**Problem to solve:**
Read the data and repeat all of it exactly.

**Supplied information:**
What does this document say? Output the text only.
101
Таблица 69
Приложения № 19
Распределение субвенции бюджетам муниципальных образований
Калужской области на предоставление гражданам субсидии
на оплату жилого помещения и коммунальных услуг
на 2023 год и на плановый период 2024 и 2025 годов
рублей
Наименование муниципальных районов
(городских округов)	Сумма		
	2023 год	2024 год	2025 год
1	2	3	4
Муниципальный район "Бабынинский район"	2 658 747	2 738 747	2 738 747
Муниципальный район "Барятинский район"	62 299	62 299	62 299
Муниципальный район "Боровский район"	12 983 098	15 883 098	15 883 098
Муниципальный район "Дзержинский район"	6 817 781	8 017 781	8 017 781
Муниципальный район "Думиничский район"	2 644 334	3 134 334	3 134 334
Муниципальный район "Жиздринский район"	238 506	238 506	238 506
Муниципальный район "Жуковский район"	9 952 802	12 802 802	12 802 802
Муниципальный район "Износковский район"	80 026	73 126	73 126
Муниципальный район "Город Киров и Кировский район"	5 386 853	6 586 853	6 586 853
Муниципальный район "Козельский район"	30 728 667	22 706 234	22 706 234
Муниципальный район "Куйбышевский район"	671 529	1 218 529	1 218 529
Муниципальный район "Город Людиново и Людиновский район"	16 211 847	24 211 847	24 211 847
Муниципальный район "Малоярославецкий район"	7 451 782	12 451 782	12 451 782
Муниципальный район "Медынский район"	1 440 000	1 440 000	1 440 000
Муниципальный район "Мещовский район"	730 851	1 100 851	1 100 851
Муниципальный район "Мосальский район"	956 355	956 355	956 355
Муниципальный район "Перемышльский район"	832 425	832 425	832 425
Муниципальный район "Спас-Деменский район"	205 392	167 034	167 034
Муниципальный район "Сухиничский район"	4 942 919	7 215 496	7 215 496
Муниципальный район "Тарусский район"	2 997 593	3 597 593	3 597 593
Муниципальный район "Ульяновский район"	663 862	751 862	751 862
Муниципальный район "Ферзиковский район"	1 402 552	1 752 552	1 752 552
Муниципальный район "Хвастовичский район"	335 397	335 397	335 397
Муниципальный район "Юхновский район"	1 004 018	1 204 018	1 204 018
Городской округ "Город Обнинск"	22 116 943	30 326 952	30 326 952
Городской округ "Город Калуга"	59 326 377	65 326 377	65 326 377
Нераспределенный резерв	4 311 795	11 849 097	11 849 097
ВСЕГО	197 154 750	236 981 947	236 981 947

**Answer to the task:**
What does this document say? Output the text only.
101
Таблица 69
Приложения № 19
Распределение субвенции бюджетам муниципальных образований
Калужской области на предоставление гражданам субсидии
на оплату жилого помещения и коммунальных услуг
на 2023 год и на плановый период 2024 и 2025 годов
рублей
Наименование муниципальных районов
(городских округов)	Сумма		
	2023 год	2024 год	2025 год
1	2	3	4
Муниципальный район "Бабынинский район"	2 658 747	2 738 747	2 738 747
Муниципальный район "Барятинский район"	62 299	62 299	62 299
Муниципальный район "Боровский район"	12 983 098	15 883 098	15 883 098
Муниципальный район "Дзержинский район"	6 817 781	8 017 781	8 017 781
Муниципальный район "Думиничский район"	2 644 334	3 134 334	3 134 334
Муниципальный район "Жиздринский район"	238 506	238 506	238 506
Муниципальный район "Жуковский район"	9 952 802	12 802 802	12 802 802
Муниципальный район "Износковский район"	80 026	73 126	73 126
Муниципальный район "Город Киров и Кировский район"	5 386 853	6 586 853	6 586 853
Муниципальный район "Козельский район"	30 728 667	22 706 234	22 706 234
Муниципальный район "Куйбышевский район"	671 529	1 218 529	1 218 529
Муниципальный район "Город Людиново и Людиновский район"	16 211 847	24 211 847	24 211 847
Муниципальный район "Малоярославецкий район"	7 451 782	12 451 782	12 451 782
Муниципальный район "Медынский район"	1 440 000	1 440 000	1 440 000
Муниципальный район "Мещовский район"	730 851	1 100 851	1 100 851
Муниципальный район "Мосальский район"	956 355	956 355	956 355
Муниципальный район "Перемышльский район"	832 425	832 425	832 425
Муниципальный район "Спас-Деменский район"	205 392	167 034	167 034
Муниципальный район "Сухиничский район"	4 942 919	7 215 496	7 215 496
Муниципальный район "Тарусский район"	2 997 593	3 597 593	3 597 593
Муниципальный район "Ульяновский район"	663 862	751 862	751 862
Муниципальный район "Ферзиковский район"	1 402 552	1 752 552	1 752 552
Муниципальный район "Хвастовичский район"	335 397	335 397	335 397
Муниципальный район "Юхновский район"	1 004 018	1 204 018	1 204 018
Городской округ "Город Обнинск"	22 116 943	30 326 952	30 326 952
Городской округ "Город Калуга"	59 326 377	65 326 377	65 326 377
Нераспределенный резерв	4 311 795	11 849 097	11 849 097
ВСЕГО	197 154 750	236 981 947	236 981 947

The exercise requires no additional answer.